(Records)
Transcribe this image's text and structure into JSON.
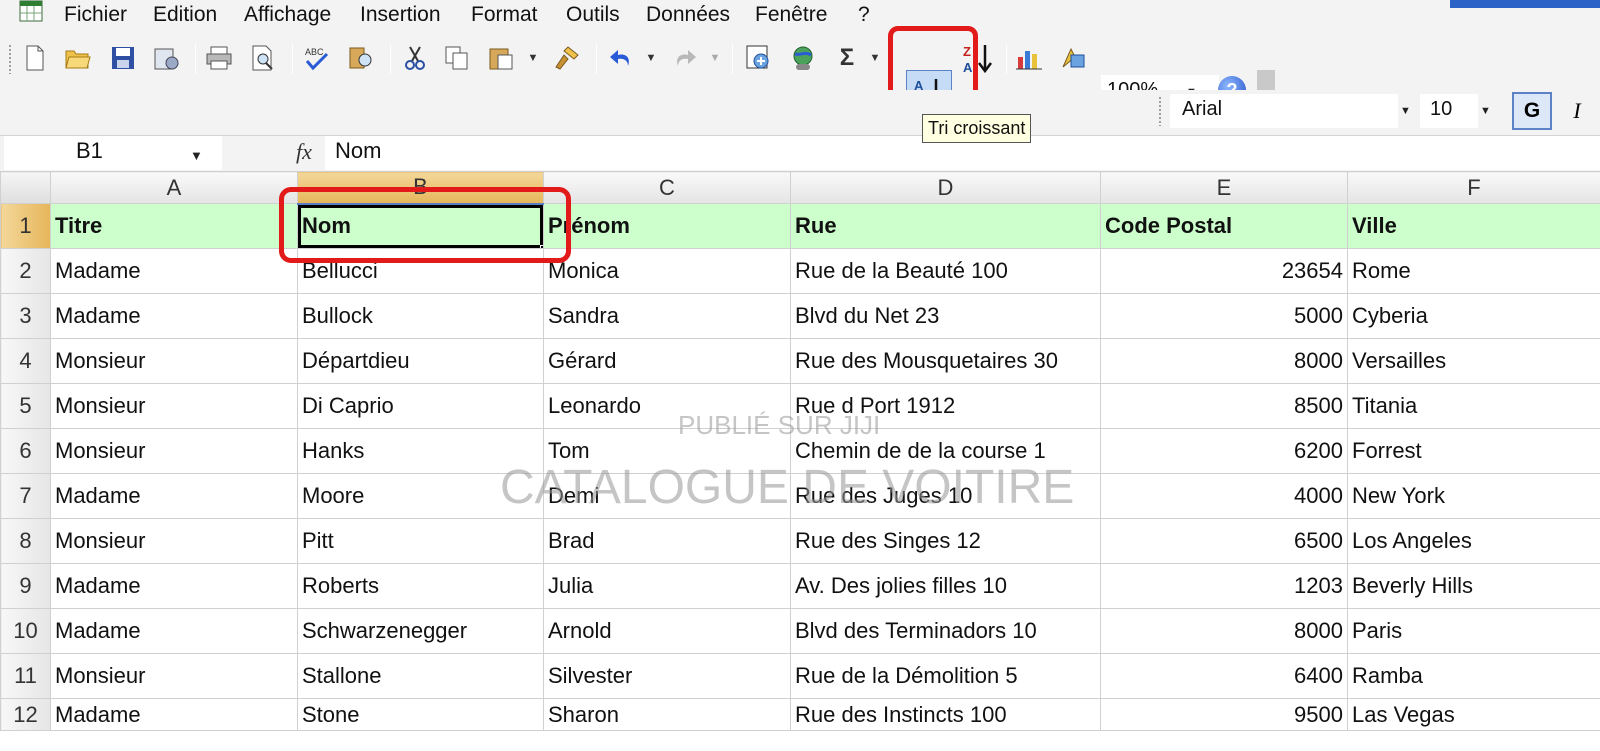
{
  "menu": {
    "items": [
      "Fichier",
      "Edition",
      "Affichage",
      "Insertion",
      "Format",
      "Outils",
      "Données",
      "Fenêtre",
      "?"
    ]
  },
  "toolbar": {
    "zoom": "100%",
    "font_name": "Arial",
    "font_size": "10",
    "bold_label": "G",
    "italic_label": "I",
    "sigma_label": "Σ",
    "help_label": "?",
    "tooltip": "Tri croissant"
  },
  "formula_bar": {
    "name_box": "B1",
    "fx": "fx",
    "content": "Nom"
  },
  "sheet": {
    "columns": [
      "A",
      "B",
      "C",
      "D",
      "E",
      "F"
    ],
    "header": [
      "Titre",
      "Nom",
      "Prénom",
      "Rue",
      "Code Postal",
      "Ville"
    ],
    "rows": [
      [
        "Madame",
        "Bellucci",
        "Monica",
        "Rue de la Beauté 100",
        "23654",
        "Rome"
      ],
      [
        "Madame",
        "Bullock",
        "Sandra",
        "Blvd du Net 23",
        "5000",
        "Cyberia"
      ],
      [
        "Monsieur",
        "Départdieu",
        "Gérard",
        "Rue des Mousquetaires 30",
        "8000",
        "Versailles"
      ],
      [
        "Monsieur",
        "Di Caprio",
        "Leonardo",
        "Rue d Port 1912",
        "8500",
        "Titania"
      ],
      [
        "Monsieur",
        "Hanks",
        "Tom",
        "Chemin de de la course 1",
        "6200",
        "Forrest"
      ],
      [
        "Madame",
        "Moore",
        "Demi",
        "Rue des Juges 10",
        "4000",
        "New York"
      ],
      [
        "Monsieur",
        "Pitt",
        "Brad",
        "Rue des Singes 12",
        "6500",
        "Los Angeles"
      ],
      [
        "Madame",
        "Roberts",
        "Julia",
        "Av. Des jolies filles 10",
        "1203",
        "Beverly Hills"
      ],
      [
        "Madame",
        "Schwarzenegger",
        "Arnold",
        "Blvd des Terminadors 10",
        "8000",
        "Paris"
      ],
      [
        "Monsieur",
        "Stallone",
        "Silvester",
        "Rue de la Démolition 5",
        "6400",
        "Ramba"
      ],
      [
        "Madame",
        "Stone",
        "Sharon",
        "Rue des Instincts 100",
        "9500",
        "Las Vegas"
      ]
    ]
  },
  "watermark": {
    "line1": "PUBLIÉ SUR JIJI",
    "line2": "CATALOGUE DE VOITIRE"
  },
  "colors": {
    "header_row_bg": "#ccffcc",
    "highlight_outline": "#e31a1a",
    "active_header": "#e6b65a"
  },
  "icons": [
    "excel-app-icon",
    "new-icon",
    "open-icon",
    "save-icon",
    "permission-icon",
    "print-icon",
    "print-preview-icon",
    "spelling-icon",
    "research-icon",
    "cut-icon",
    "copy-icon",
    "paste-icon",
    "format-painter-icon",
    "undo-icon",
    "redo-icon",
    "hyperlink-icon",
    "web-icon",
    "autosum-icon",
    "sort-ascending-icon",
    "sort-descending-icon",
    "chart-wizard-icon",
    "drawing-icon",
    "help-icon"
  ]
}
==
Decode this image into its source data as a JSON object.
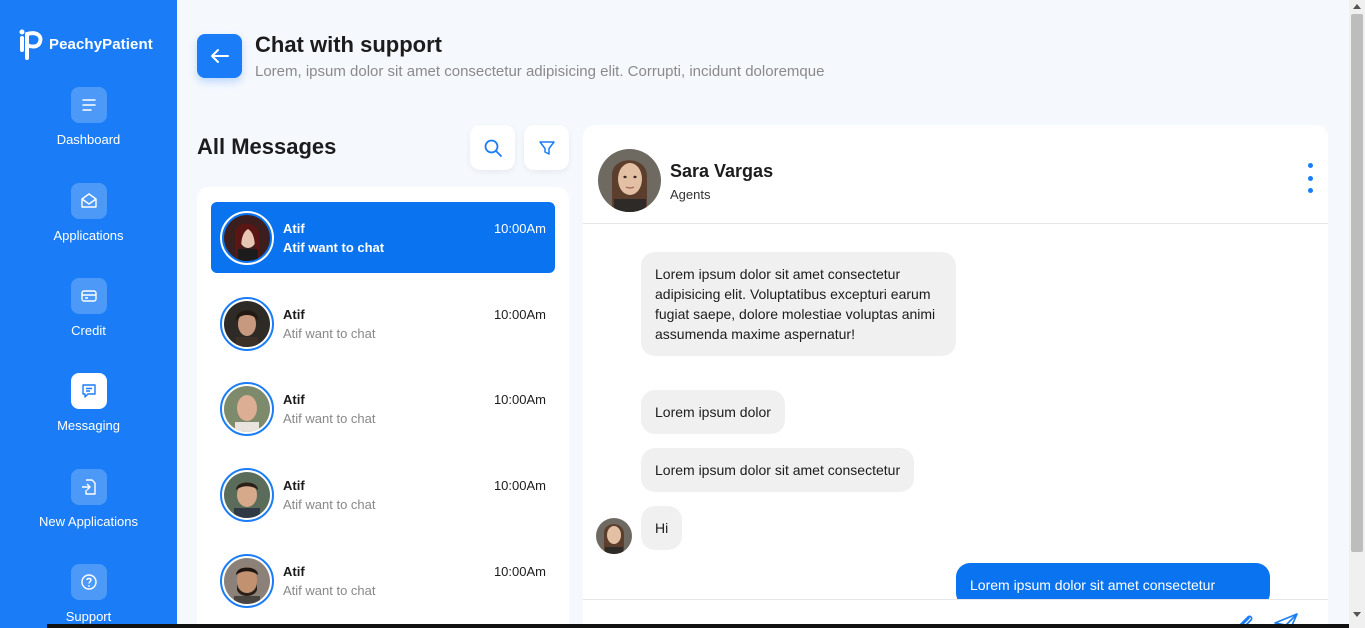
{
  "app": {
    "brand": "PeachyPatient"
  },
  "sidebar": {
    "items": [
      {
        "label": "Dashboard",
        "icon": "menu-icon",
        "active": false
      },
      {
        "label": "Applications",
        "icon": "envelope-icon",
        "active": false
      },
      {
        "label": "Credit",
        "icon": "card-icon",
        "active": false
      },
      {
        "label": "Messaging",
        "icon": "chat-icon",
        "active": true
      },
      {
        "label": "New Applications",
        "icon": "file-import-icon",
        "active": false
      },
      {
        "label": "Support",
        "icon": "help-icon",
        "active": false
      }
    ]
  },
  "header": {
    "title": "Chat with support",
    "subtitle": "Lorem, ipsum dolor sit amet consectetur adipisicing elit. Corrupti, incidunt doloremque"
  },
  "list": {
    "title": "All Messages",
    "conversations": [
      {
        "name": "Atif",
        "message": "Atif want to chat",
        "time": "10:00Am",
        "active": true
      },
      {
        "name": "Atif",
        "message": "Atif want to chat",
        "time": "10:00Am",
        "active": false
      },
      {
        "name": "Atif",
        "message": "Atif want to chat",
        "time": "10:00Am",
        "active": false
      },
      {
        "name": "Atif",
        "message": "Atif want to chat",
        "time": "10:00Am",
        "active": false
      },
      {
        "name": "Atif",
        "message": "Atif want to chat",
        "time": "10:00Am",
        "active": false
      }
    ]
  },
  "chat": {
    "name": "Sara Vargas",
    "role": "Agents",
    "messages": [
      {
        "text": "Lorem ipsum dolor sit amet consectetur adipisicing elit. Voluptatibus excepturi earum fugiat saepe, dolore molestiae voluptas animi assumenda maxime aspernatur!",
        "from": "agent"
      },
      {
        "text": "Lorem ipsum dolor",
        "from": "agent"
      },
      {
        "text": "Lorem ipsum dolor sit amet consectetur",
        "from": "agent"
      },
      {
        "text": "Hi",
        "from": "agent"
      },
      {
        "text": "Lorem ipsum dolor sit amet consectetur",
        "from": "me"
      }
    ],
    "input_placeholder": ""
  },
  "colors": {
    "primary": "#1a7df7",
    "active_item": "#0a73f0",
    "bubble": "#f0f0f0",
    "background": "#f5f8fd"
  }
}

> What is being asked
Check each line above for the string "image" and show the ones that have it.

> Solved problem
Transcribe this image's text and structure into JSON.
Decode this image into its source data as a JSON object.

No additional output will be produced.